>>

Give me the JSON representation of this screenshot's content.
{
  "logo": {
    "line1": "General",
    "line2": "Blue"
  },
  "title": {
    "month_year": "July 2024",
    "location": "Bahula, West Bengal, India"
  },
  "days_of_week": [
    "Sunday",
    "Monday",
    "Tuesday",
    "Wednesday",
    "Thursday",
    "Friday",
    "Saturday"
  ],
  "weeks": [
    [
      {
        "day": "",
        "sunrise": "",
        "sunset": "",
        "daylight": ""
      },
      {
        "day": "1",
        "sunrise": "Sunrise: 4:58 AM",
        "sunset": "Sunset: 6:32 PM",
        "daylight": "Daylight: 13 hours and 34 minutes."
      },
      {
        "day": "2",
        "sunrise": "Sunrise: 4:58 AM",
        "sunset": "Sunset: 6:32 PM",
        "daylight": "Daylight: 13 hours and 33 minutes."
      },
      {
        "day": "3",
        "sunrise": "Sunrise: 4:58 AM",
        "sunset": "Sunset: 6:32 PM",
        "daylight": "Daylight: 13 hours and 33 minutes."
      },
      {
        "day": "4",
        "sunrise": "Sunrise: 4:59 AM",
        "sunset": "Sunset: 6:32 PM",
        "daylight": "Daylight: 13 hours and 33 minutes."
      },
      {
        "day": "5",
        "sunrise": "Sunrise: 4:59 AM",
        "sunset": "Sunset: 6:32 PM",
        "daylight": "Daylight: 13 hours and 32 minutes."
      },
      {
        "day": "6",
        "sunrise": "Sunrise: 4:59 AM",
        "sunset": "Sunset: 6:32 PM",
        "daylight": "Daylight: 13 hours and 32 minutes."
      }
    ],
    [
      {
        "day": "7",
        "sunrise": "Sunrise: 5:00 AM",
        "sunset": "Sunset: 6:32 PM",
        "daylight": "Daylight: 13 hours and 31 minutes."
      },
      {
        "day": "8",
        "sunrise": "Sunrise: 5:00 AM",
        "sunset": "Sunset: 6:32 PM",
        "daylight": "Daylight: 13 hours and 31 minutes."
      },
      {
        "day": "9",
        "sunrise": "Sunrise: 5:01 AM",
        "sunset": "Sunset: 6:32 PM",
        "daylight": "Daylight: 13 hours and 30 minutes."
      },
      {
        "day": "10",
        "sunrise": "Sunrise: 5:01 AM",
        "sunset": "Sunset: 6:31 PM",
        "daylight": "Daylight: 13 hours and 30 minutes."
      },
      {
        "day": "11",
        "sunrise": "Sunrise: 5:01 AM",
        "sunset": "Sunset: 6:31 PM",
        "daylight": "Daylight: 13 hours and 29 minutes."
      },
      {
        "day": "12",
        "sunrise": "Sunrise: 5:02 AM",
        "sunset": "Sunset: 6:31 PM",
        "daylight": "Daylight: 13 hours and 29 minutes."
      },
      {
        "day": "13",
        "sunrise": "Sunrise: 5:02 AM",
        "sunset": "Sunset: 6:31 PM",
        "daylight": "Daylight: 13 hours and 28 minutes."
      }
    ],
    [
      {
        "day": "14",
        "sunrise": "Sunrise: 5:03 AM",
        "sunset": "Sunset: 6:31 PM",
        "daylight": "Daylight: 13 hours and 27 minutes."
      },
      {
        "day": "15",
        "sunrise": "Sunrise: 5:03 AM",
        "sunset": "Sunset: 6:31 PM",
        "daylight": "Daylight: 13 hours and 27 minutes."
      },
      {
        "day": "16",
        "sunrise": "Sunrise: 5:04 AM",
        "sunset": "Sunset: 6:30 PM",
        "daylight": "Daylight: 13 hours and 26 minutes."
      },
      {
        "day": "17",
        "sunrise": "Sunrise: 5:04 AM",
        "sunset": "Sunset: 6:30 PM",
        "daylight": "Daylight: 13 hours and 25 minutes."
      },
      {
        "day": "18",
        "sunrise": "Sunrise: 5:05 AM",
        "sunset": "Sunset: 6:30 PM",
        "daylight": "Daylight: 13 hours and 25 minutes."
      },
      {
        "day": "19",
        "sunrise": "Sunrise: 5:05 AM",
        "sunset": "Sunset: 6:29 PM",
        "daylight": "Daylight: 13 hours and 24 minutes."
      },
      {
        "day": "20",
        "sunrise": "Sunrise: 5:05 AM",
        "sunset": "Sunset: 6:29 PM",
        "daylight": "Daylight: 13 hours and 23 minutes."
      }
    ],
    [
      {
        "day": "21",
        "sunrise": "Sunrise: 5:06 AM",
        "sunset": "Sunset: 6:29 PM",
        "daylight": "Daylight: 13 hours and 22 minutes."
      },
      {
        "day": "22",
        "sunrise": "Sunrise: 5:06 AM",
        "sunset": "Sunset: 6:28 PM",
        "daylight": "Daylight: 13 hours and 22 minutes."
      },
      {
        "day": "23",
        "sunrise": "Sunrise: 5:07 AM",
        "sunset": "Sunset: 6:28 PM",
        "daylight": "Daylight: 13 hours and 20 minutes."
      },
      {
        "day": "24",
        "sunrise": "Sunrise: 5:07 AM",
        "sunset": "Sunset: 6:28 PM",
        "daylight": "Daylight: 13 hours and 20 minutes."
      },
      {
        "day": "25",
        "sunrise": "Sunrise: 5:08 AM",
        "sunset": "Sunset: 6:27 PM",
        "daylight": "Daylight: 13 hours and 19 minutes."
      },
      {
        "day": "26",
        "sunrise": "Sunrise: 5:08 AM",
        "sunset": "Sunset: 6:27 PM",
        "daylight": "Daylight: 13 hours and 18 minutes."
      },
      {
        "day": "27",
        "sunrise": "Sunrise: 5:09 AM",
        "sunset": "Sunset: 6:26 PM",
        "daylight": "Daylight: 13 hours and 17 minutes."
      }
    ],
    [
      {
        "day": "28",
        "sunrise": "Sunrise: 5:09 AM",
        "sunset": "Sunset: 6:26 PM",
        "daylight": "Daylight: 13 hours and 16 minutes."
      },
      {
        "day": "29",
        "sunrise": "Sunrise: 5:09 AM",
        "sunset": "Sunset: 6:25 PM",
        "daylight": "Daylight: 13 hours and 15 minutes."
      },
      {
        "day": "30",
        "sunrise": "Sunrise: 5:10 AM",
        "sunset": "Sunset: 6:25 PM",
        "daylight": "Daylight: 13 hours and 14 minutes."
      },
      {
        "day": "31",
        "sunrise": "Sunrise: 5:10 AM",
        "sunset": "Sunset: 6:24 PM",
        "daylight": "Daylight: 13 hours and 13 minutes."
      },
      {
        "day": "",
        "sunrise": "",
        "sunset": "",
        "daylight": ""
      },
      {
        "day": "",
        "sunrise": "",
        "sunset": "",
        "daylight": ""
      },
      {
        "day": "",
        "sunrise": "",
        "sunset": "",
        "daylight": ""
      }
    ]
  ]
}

<<

Repeat the material above in full, quoting it exactly.

# EXERCISE RESPONSE
Give me the JSON representation of this screenshot's content.
{
  "logo": {
    "line1": "General",
    "line2": "Blue"
  },
  "title": {
    "month_year": "July 2024",
    "location": "Bahula, West Bengal, India"
  },
  "days_of_week": [
    "Sunday",
    "Monday",
    "Tuesday",
    "Wednesday",
    "Thursday",
    "Friday",
    "Saturday"
  ],
  "weeks": [
    [
      {
        "day": "",
        "sunrise": "",
        "sunset": "",
        "daylight": ""
      },
      {
        "day": "1",
        "sunrise": "Sunrise: 4:58 AM",
        "sunset": "Sunset: 6:32 PM",
        "daylight": "Daylight: 13 hours and 34 minutes."
      },
      {
        "day": "2",
        "sunrise": "Sunrise: 4:58 AM",
        "sunset": "Sunset: 6:32 PM",
        "daylight": "Daylight: 13 hours and 33 minutes."
      },
      {
        "day": "3",
        "sunrise": "Sunrise: 4:58 AM",
        "sunset": "Sunset: 6:32 PM",
        "daylight": "Daylight: 13 hours and 33 minutes."
      },
      {
        "day": "4",
        "sunrise": "Sunrise: 4:59 AM",
        "sunset": "Sunset: 6:32 PM",
        "daylight": "Daylight: 13 hours and 33 minutes."
      },
      {
        "day": "5",
        "sunrise": "Sunrise: 4:59 AM",
        "sunset": "Sunset: 6:32 PM",
        "daylight": "Daylight: 13 hours and 32 minutes."
      },
      {
        "day": "6",
        "sunrise": "Sunrise: 4:59 AM",
        "sunset": "Sunset: 6:32 PM",
        "daylight": "Daylight: 13 hours and 32 minutes."
      }
    ],
    [
      {
        "day": "7",
        "sunrise": "Sunrise: 5:00 AM",
        "sunset": "Sunset: 6:32 PM",
        "daylight": "Daylight: 13 hours and 31 minutes."
      },
      {
        "day": "8",
        "sunrise": "Sunrise: 5:00 AM",
        "sunset": "Sunset: 6:32 PM",
        "daylight": "Daylight: 13 hours and 31 minutes."
      },
      {
        "day": "9",
        "sunrise": "Sunrise: 5:01 AM",
        "sunset": "Sunset: 6:32 PM",
        "daylight": "Daylight: 13 hours and 30 minutes."
      },
      {
        "day": "10",
        "sunrise": "Sunrise: 5:01 AM",
        "sunset": "Sunset: 6:31 PM",
        "daylight": "Daylight: 13 hours and 30 minutes."
      },
      {
        "day": "11",
        "sunrise": "Sunrise: 5:01 AM",
        "sunset": "Sunset: 6:31 PM",
        "daylight": "Daylight: 13 hours and 29 minutes."
      },
      {
        "day": "12",
        "sunrise": "Sunrise: 5:02 AM",
        "sunset": "Sunset: 6:31 PM",
        "daylight": "Daylight: 13 hours and 29 minutes."
      },
      {
        "day": "13",
        "sunrise": "Sunrise: 5:02 AM",
        "sunset": "Sunset: 6:31 PM",
        "daylight": "Daylight: 13 hours and 28 minutes."
      }
    ],
    [
      {
        "day": "14",
        "sunrise": "Sunrise: 5:03 AM",
        "sunset": "Sunset: 6:31 PM",
        "daylight": "Daylight: 13 hours and 27 minutes."
      },
      {
        "day": "15",
        "sunrise": "Sunrise: 5:03 AM",
        "sunset": "Sunset: 6:31 PM",
        "daylight": "Daylight: 13 hours and 27 minutes."
      },
      {
        "day": "16",
        "sunrise": "Sunrise: 5:04 AM",
        "sunset": "Sunset: 6:30 PM",
        "daylight": "Daylight: 13 hours and 26 minutes."
      },
      {
        "day": "17",
        "sunrise": "Sunrise: 5:04 AM",
        "sunset": "Sunset: 6:30 PM",
        "daylight": "Daylight: 13 hours and 25 minutes."
      },
      {
        "day": "18",
        "sunrise": "Sunrise: 5:05 AM",
        "sunset": "Sunset: 6:30 PM",
        "daylight": "Daylight: 13 hours and 25 minutes."
      },
      {
        "day": "19",
        "sunrise": "Sunrise: 5:05 AM",
        "sunset": "Sunset: 6:29 PM",
        "daylight": "Daylight: 13 hours and 24 minutes."
      },
      {
        "day": "20",
        "sunrise": "Sunrise: 5:05 AM",
        "sunset": "Sunset: 6:29 PM",
        "daylight": "Daylight: 13 hours and 23 minutes."
      }
    ],
    [
      {
        "day": "21",
        "sunrise": "Sunrise: 5:06 AM",
        "sunset": "Sunset: 6:29 PM",
        "daylight": "Daylight: 13 hours and 22 minutes."
      },
      {
        "day": "22",
        "sunrise": "Sunrise: 5:06 AM",
        "sunset": "Sunset: 6:28 PM",
        "daylight": "Daylight: 13 hours and 22 minutes."
      },
      {
        "day": "23",
        "sunrise": "Sunrise: 5:07 AM",
        "sunset": "Sunset: 6:28 PM",
        "daylight": "Daylight: 13 hours and 20 minutes."
      },
      {
        "day": "24",
        "sunrise": "Sunrise: 5:07 AM",
        "sunset": "Sunset: 6:28 PM",
        "daylight": "Daylight: 13 hours and 20 minutes."
      },
      {
        "day": "25",
        "sunrise": "Sunrise: 5:08 AM",
        "sunset": "Sunset: 6:27 PM",
        "daylight": "Daylight: 13 hours and 19 minutes."
      },
      {
        "day": "26",
        "sunrise": "Sunrise: 5:08 AM",
        "sunset": "Sunset: 6:27 PM",
        "daylight": "Daylight: 13 hours and 18 minutes."
      },
      {
        "day": "27",
        "sunrise": "Sunrise: 5:09 AM",
        "sunset": "Sunset: 6:26 PM",
        "daylight": "Daylight: 13 hours and 17 minutes."
      }
    ],
    [
      {
        "day": "28",
        "sunrise": "Sunrise: 5:09 AM",
        "sunset": "Sunset: 6:26 PM",
        "daylight": "Daylight: 13 hours and 16 minutes."
      },
      {
        "day": "29",
        "sunrise": "Sunrise: 5:09 AM",
        "sunset": "Sunset: 6:25 PM",
        "daylight": "Daylight: 13 hours and 15 minutes."
      },
      {
        "day": "30",
        "sunrise": "Sunrise: 5:10 AM",
        "sunset": "Sunset: 6:25 PM",
        "daylight": "Daylight: 13 hours and 14 minutes."
      },
      {
        "day": "31",
        "sunrise": "Sunrise: 5:10 AM",
        "sunset": "Sunset: 6:24 PM",
        "daylight": "Daylight: 13 hours and 13 minutes."
      },
      {
        "day": "",
        "sunrise": "",
        "sunset": "",
        "daylight": ""
      },
      {
        "day": "",
        "sunrise": "",
        "sunset": "",
        "daylight": ""
      },
      {
        "day": "",
        "sunrise": "",
        "sunset": "",
        "daylight": ""
      }
    ]
  ]
}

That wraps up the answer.